┌────────

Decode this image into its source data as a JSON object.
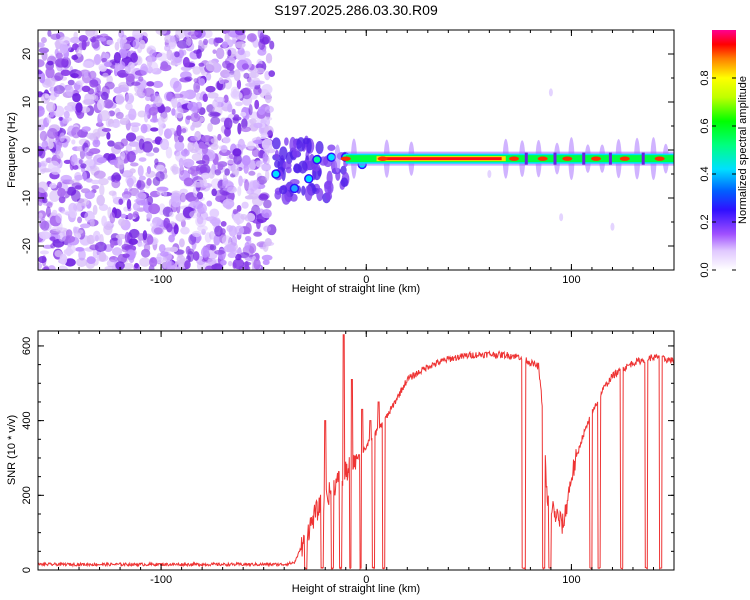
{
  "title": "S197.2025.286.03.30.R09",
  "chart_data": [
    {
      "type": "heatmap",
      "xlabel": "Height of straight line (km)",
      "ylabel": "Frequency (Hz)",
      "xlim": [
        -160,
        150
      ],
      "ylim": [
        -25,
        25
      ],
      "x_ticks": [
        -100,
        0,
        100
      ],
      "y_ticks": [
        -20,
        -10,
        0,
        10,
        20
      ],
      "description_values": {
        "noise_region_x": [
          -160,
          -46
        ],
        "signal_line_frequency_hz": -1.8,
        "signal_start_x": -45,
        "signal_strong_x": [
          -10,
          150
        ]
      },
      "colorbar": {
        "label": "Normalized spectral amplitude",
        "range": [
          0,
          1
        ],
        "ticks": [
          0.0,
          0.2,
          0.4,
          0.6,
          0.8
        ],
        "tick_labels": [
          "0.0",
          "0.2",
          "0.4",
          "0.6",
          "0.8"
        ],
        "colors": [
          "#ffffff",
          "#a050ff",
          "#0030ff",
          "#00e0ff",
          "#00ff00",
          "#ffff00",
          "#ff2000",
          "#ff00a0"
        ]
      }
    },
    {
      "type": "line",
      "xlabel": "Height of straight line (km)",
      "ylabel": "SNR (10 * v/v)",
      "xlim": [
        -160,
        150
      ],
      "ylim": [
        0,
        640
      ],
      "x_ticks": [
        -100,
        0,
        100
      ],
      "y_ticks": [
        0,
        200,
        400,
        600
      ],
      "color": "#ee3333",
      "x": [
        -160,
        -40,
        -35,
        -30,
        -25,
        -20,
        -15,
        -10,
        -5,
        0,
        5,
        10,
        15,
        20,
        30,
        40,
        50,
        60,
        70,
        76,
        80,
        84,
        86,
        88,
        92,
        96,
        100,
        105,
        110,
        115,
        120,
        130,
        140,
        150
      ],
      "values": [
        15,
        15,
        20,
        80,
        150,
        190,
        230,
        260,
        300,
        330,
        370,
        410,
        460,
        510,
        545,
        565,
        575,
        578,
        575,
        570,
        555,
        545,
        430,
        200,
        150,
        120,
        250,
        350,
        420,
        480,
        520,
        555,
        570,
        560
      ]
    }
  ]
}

└────────

--- PROBLEM TO SOLVE ---
Leave the pictures out and copy the rest of the data exactly.

--- EXERCISE ANSWER ---
Decode this image into its source data as a JSON object.
{
  "title": "S197.2025.286.03.30.R09",
  "chart_data": [
    {
      "type": "heatmap",
      "xlabel": "Height of straight line (km)",
      "ylabel": "Frequency (Hz)",
      "xlim": [
        -160,
        150
      ],
      "ylim": [
        -25,
        25
      ],
      "x_ticks": [
        -100,
        0,
        100
      ],
      "y_ticks": [
        -20,
        -10,
        0,
        10,
        20
      ],
      "description_values": {
        "noise_region_x": [
          -160,
          -46
        ],
        "signal_line_frequency_hz": -1.8,
        "signal_start_x": -45,
        "signal_strong_x": [
          -10,
          150
        ]
      },
      "colorbar": {
        "label": "Normalized spectral amplitude",
        "range": [
          0,
          1
        ],
        "ticks": [
          0.0,
          0.2,
          0.4,
          0.6,
          0.8
        ],
        "tick_labels": [
          "0.0",
          "0.2",
          "0.4",
          "0.6",
          "0.8"
        ],
        "colors": [
          "#ffffff",
          "#a050ff",
          "#0030ff",
          "#00e0ff",
          "#00ff00",
          "#ffff00",
          "#ff2000",
          "#ff00a0"
        ]
      }
    },
    {
      "type": "line",
      "xlabel": "Height of straight line (km)",
      "ylabel": "SNR (10 * v/v)",
      "xlim": [
        -160,
        150
      ],
      "ylim": [
        0,
        640
      ],
      "x_ticks": [
        -100,
        0,
        100
      ],
      "y_ticks": [
        0,
        200,
        400,
        600
      ],
      "color": "#ee3333",
      "x": [
        -160,
        -40,
        -35,
        -30,
        -25,
        -20,
        -15,
        -10,
        -5,
        0,
        5,
        10,
        15,
        20,
        30,
        40,
        50,
        60,
        70,
        76,
        80,
        84,
        86,
        88,
        92,
        96,
        100,
        105,
        110,
        115,
        120,
        130,
        140,
        150
      ],
      "values": [
        15,
        15,
        20,
        80,
        150,
        190,
        230,
        260,
        300,
        330,
        370,
        410,
        460,
        510,
        545,
        565,
        575,
        578,
        575,
        570,
        555,
        545,
        430,
        200,
        150,
        120,
        250,
        350,
        420,
        480,
        520,
        555,
        570,
        560
      ]
    }
  ]
}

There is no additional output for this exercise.